*WORK TO BE COMPLETED*. Please set down all the lines beneath this one exactly, without the pictures.

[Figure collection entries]
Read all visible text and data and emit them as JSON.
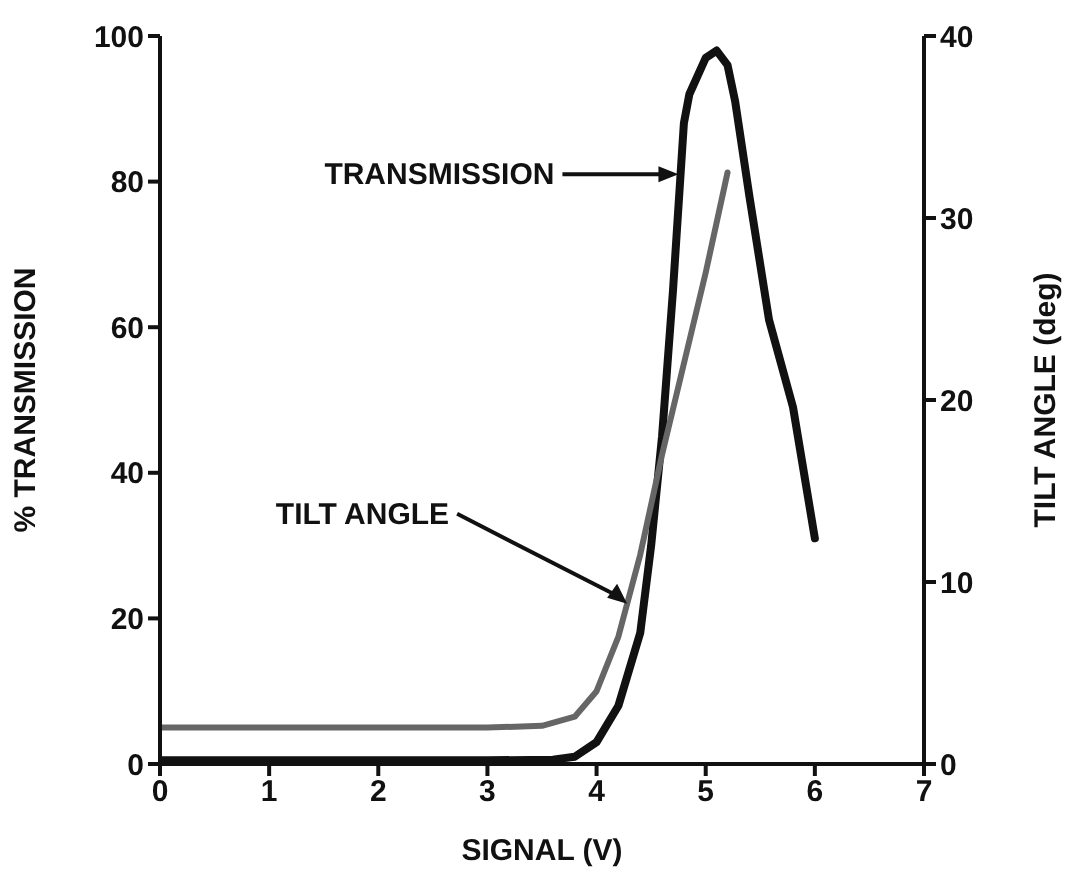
{
  "chart_data": {
    "type": "line",
    "xlabel": "SIGNAL (V)",
    "ylabel": "% TRANSMISSION",
    "y2label": "TILT ANGLE (deg)",
    "xlim": [
      0,
      7
    ],
    "xticks": [
      0,
      1,
      2,
      3,
      4,
      5,
      6,
      7
    ],
    "ylim": [
      0,
      100
    ],
    "yticks": [
      0,
      20,
      40,
      60,
      80,
      100
    ],
    "y2lim": [
      0,
      40
    ],
    "y2ticks": [
      0,
      10,
      20,
      30,
      40
    ],
    "grid": false,
    "legend": false,
    "marker": "none",
    "line_style": "solid",
    "series": [
      {
        "color": "#111111",
        "x": [
          0,
          1,
          2,
          3,
          3.6,
          3.8,
          4.0,
          4.2,
          4.4,
          4.5,
          4.6,
          4.7,
          4.8,
          4.85,
          5.0,
          5.1,
          5.2,
          5.27,
          5.4,
          5.58,
          5.8,
          6.0
        ],
        "values": [
          0.5,
          0.5,
          0.5,
          0.5,
          0.6,
          1,
          3,
          8,
          18,
          30,
          45,
          65,
          88,
          92,
          97,
          98,
          96,
          91,
          78,
          61,
          49,
          31
        ]
      },
      {
        "color": "#666666",
        "axis": "y2",
        "x": [
          0,
          1,
          2,
          3,
          3.5,
          3.8,
          4.0,
          4.2,
          4.4,
          4.6,
          4.8,
          5.0,
          5.2
        ],
        "values": [
          2,
          2,
          2,
          2,
          2.1,
          2.6,
          4,
          7,
          11.5,
          17,
          22,
          27,
          32.5
        ]
      }
    ],
    "annotations": [
      "TRANSMISSION",
      "TILT ANGLE"
    ]
  }
}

*EXERCISE RESULT*.
Read all visible text and data and emit them as JSON.
{
  "chart_data": {
    "type": "line",
    "xlabel": "SIGNAL (V)",
    "ylabel": "% TRANSMISSION",
    "y2label": "TILT ANGLE (deg)",
    "xlim": [
      0,
      7
    ],
    "xticks": [
      0,
      1,
      2,
      3,
      4,
      5,
      6,
      7
    ],
    "ylim": [
      0,
      100
    ],
    "yticks": [
      0,
      20,
      40,
      60,
      80,
      100
    ],
    "y2lim": [
      0,
      40
    ],
    "y2ticks": [
      0,
      10,
      20,
      30,
      40
    ],
    "grid": false,
    "legend": false,
    "marker": "none",
    "line_style": "solid",
    "series": [
      {
        "color": "#111111",
        "x": [
          0,
          1,
          2,
          3,
          3.6,
          3.8,
          4.0,
          4.2,
          4.4,
          4.5,
          4.6,
          4.7,
          4.8,
          4.85,
          5.0,
          5.1,
          5.2,
          5.27,
          5.4,
          5.58,
          5.8,
          6.0
        ],
        "values": [
          0.5,
          0.5,
          0.5,
          0.5,
          0.6,
          1,
          3,
          8,
          18,
          30,
          45,
          65,
          88,
          92,
          97,
          98,
          96,
          91,
          78,
          61,
          49,
          31
        ]
      },
      {
        "color": "#666666",
        "axis": "y2",
        "x": [
          0,
          1,
          2,
          3,
          3.5,
          3.8,
          4.0,
          4.2,
          4.4,
          4.6,
          4.8,
          5.0,
          5.2
        ],
        "values": [
          2,
          2,
          2,
          2,
          2.1,
          2.6,
          4,
          7,
          11.5,
          17,
          22,
          27,
          32.5
        ]
      }
    ],
    "annotations": [
      "TRANSMISSION",
      "TILT ANGLE"
    ]
  }
}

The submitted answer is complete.